» GIVEN TASK: Provide only the number of lines in the data below that contain the word "July".

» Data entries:
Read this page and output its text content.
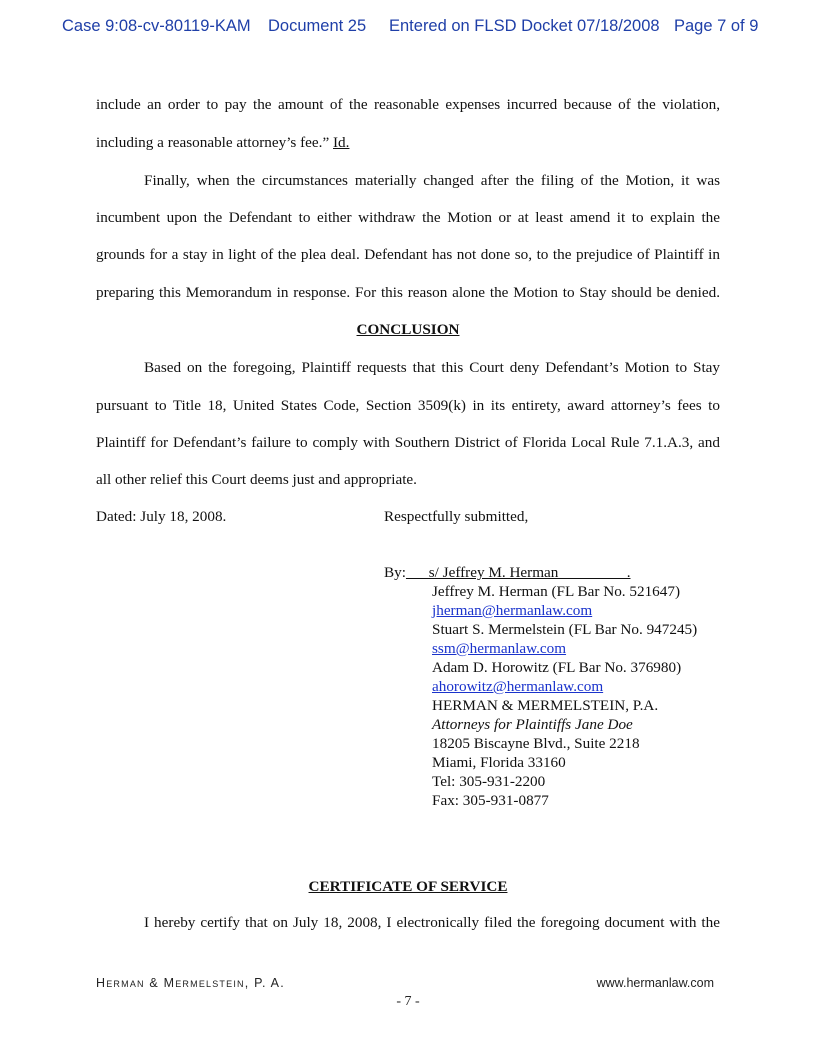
Case 9:08-cv-80119-KAM Document 25 Entered on FLSD Docket 07/18/2008 Page 7 of 9
include an order to pay the amount of the reasonable expenses incurred because of the violation,
including a reasonable attorney’s fee.” Id.
Finally, when the circumstances materially changed after the filing of the Motion, it was
incumbent upon the Defendant to either withdraw the Motion or at least amend it to explain the
grounds for a stay in light of the plea deal. Defendant has not done so, to the prejudice of Plaintiff in
preparing this Memorandum in response. For this reason alone the Motion to Stay should be denied.
CONCLUSION
Based on the foregoing, Plaintiff requests that this Court deny Defendant’s Motion to Stay
pursuant to Title 18, United States Code, Section 3509(k) in its entirety, award attorney’s fees to
Plaintiff for Defendant’s failure to comply with Southern District of Florida Local Rule 7.1.A.3, and
all other relief this Court deems just and appropriate.
Dated: July 18, 2008.	Respectfully submitted,
By:      s/ Jeffrey M. Herman                  .
Jeffrey M. Herman (FL Bar No. 521647)
jherman@hermanlaw.com
Stuart S. Mermelstein (FL Bar No. 947245)
ssm@hermanlaw.com
Adam D. Horowitz (FL Bar No. 376980)
ahorowitz@hermanlaw.com
HERMAN & MERMELSTEIN, P.A.
Attorneys for Plaintiffs Jane Doe
18205 Biscayne Blvd., Suite 2218
Miami, Florida 33160
Tel: 305-931-2200
Fax: 305-931-0877
CERTIFICATE OF SERVICE
I hereby certify that on July 18, 2008, I electronically filed the foregoing document with the
Herman & Mermelstein, P. A.	www.hermanlaw.com
- 7 -
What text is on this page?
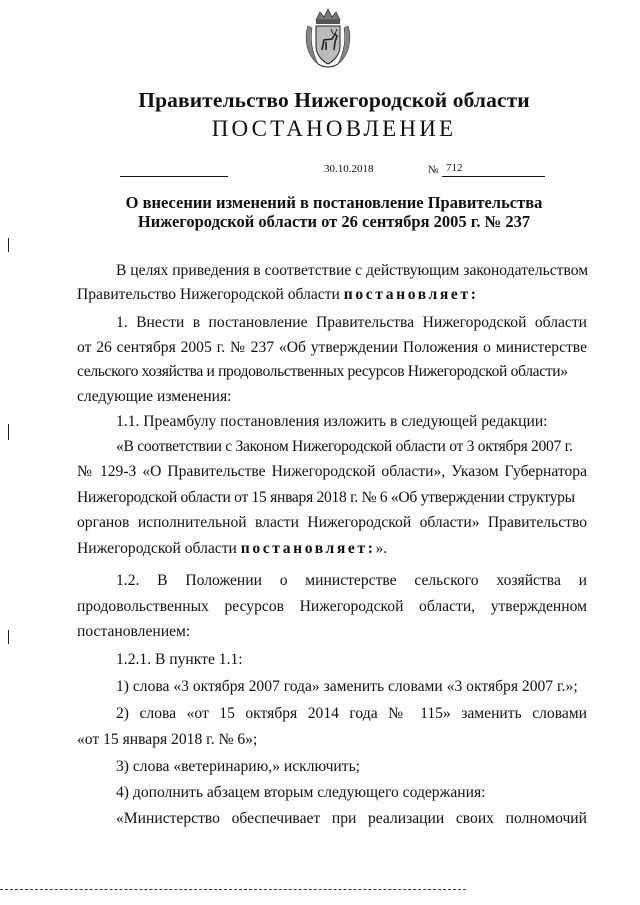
Правительство Нижегородской области
ПОСТАНОВЛЕНИЕ
30.10.2018	№ 712
О внесении изменений в постановление Правительства
Нижегородской области от 26 сентября 2005 г. № 237
В целях приведения в соответствие с действующим законодательством
Правительство Нижегородской области постановляет:
1. Внести в постановление Правительства Нижегородской области
от 26 сентября 2005 г. № 237 «Об утверждении Положения о министерстве
сельского хозяйства и продовольственных ресурсов Нижегородской области»
следующие изменения:
1.1. Преамбулу постановления изложить в следующей редакции:
«В соответствии с Законом Нижегородской области от 3 октября 2007 г.
№ 129-З «О Правительстве Нижегородской области», Указом Губернатора
Нижегородской области от 15 января 2018 г. № 6 «Об утверждении структуры
органов исполнительной власти Нижегородской области» Правительство
Нижегородской области постановляет:».
1.2. В Положении о министерстве сельского хозяйства и
продовольственных ресурсов Нижегородской области, утвержденном
постановлением:
1.2.1. В пункте 1.1:
1) слова «3 октября 2007 года» заменить словами «3 октября 2007 г.»;
2) слова «от 15 октября 2014 года № 115» заменить словами
«от 15 января 2018 г. № 6»;
3) слова «ветеринарию,» исключить;
4) дополнить абзацем вторым следующего содержания:
«Министерство обеспечивает при реализации своих полномочий
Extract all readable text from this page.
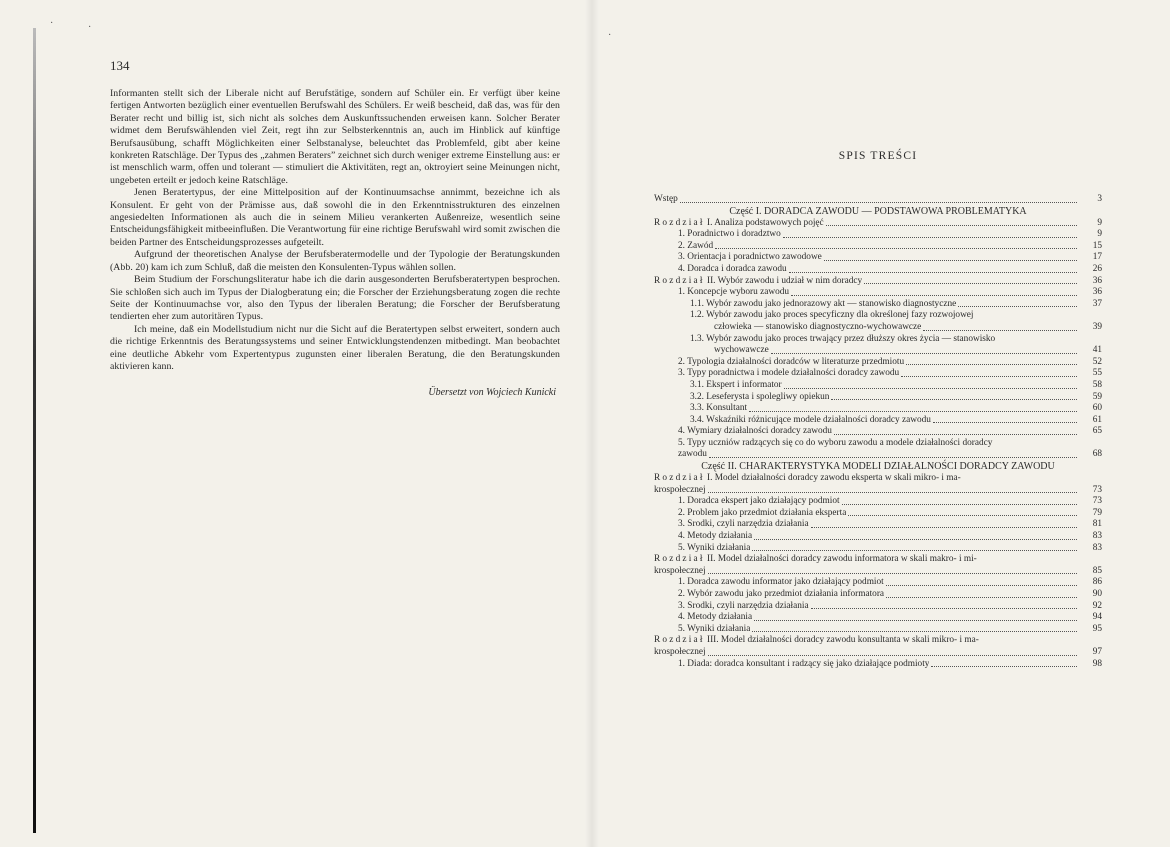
·	·
·
134

Informanten stellt sich der Liberale nicht auf Berufstätige, sondern auf Schüler ein. Er verfügt über keine fertigen Antworten bezüglich einer eventuellen Berufswahl des Schülers. Er weiß bescheid, daß das, was für den Berater recht und billig ist, sich nicht als solches dem Auskunftssuchenden erweisen kann. Solcher Berater widmet dem Berufswählenden viel Zeit, regt ihn zur Selbsterkenntnis an, auch im Hinblick auf künftige Berufsausübung, schafft Möglichkeiten einer Selbstanalyse, beleuchtet das Problemfeld, gibt aber keine konkreten Ratschläge. Der Typus des „zahmen Beraters” zeichnet sich durch weniger extreme Einstellung aus: er ist menschlich warm, offen und tolerant — stimuliert die Aktivitäten, regt an, oktroyiert seine Meinungen nicht, ungebeten erteilt er jedoch keine Ratschläge.

Jenen Beratertypus, der eine Mittelposition auf der Kontinuumsachse annimmt, bezeichne ich als Konsulent. Er geht von der Prämisse aus, daß sowohl die in den Erkenntnisstrukturen des einzelnen angesiedelten Informationen als auch die in seinem Milieu verankerten Außenreize, wesentlich seine Entscheidungsfähigkeit mitbeeinflußen. Die Verantwortung für eine richtige Berufswahl wird somit zwischen die beiden Partner des Entscheidungsprozesses aufgeteilt.

Aufgrund der theoretischen Analyse der Berufsberatermodelle und der Typologie der Beratungskunden (Abb. 20) kam ich zum Schluß, daß die meisten den Konsulenten-Typus wählen sollen.

Beim Studium der Forschungsliteratur habe ich die darin ausgesonderten Berufsberatertypen besprochen. Sie schloßen sich auch im Typus der Dialogberatung ein; die Forscher der Erziehungsberatung zogen die rechte Seite der Kontinuumachse vor, also den Typus der liberalen Beratung; die Forscher der Berufsberatung tendierten eher zum autoritären Typus.

Ich meine, daß ein Modellstudium nicht nur die Sicht auf die Beratertypen selbst erweitert, sondern auch die richtige Erkenntnis des Beratungssystems und seiner Entwicklungstendenzen mitbedingt. Man beobachtet eine deutliche Abkehr vom Expertentypus zugunsten einer liberalen Beratung, die den Beratungskunden aktivieren kann.

Übersetzt von Wojciech Kunicki
SPIS TREŚCI
Wstęp	3
Część I. DORADCA ZAWODU — PODSTAWOWA PROBLEMATYKA
Rozdział I. Analiza podstawowych pojęć	9
1. Poradnictwo i doradztwo	9
2. Zawód	15
3. Orientacja i poradnictwo zawodowe	17
4. Doradca i doradca zawodu	26
Rozdział II. Wybór zawodu i udział w nim doradcy	36
1. Koncepcje wyboru zawodu	36
1.1. Wybór zawodu jako jednorazowy akt — stanowisko diagnostyczne	37
1.2. Wybór zawodu jako proces specyficzny dla określonej fazy rozwojowej
człowieka — stanowisko diagnostyczno-wychowawcze	39
1.3. Wybór zawodu jako proces trwający przez dłuższy okres życia — stanowisko
wychowawcze	41
2. Typologia działalności doradców w literaturze przedmiotu	52
3. Typy poradnictwa i modele działalności doradcy zawodu	55
3.1. Ekspert i informator	58
3.2. Leseferysta i spolegliwy opiekun	59
3.3. Konsultant	60
3.4. Wskaźniki różnicujące modele działalności doradcy zawodu	61
4. Wymiary działalności doradcy zawodu	65
5. Typy uczniów radzących się co do wyboru zawodu a modele działalności doradcy
zawodu	68
Część II. CHARAKTERYSTYKA MODELI DZIAŁALNOŚCI DORADCY ZAWODU
Rozdział I. Model działalności doradcy zawodu eksperta w skali mikro- i ma-
krospołecznej	73
1. Doradca ekspert jako działający podmiot	73
2. Problem jako przedmiot działania eksperta	79
3. Środki, czyli narzędzia działania	81
4. Metody działania	83
5. Wyniki działania	83
Rozdział II. Model działalności doradcy zawodu informatora w skali makro- i mi-
krospołecznej	85
1. Doradca zawodu informator jako działający podmiot	86
2. Wybór zawodu jako przedmiot działania informatora	90
3. Środki, czyli narzędzia działania	92
4. Metody działania	94
5. Wyniki działania	95
Rozdział III. Model działalności doradcy zawodu konsultanta w skali mikro- i ma-
krospołecznej	97
1. Diada: doradca konsultant i radzący się jako działające podmioty	98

» EXERCISE ANSWER: 2